What the exercise asks:
Reproduce every line of the data below verbatim.

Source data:

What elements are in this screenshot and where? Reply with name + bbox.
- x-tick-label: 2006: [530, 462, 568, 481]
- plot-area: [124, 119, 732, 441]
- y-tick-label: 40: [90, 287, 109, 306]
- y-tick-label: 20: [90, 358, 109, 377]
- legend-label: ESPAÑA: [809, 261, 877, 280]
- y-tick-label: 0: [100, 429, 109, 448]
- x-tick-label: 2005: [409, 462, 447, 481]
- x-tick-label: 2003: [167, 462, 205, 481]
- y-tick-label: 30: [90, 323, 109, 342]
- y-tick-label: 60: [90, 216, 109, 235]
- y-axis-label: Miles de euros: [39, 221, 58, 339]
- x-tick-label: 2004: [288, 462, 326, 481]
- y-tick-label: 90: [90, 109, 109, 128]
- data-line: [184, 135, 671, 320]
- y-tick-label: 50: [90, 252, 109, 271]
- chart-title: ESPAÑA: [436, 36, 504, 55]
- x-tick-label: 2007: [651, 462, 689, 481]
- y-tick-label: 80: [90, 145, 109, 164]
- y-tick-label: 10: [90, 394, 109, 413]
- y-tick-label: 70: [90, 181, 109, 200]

Solution:
What elements are in this screenshot and where? Reply with name + bbox.
- x-tick-label: 2006: [530, 462, 568, 481]
- plot-area: [124, 119, 732, 441]
- y-tick-label: 40: [90, 287, 109, 306]
- y-tick-label: 20: [90, 358, 109, 377]
- legend-label: ESPAÑA: [809, 261, 877, 280]
- y-tick-label: 0: [100, 429, 109, 448]
- x-tick-label: 2005: [409, 462, 447, 481]
- x-tick-label: 2003: [167, 462, 205, 481]
- y-tick-label: 30: [90, 323, 109, 342]
- y-tick-label: 60: [90, 216, 109, 235]
- y-axis-label: Miles de euros: [39, 221, 58, 339]
- x-tick-label: 2004: [288, 462, 326, 481]
- y-tick-label: 90: [90, 109, 109, 128]
- data-line: [184, 135, 671, 320]
- y-tick-label: 50: [90, 252, 109, 271]
- chart-title: ESPAÑA: [436, 36, 504, 55]
- x-tick-label: 2007: [651, 462, 689, 481]
- y-tick-label: 80: [90, 145, 109, 164]
- y-tick-label: 10: [90, 394, 109, 413]
- y-tick-label: 70: [90, 181, 109, 200]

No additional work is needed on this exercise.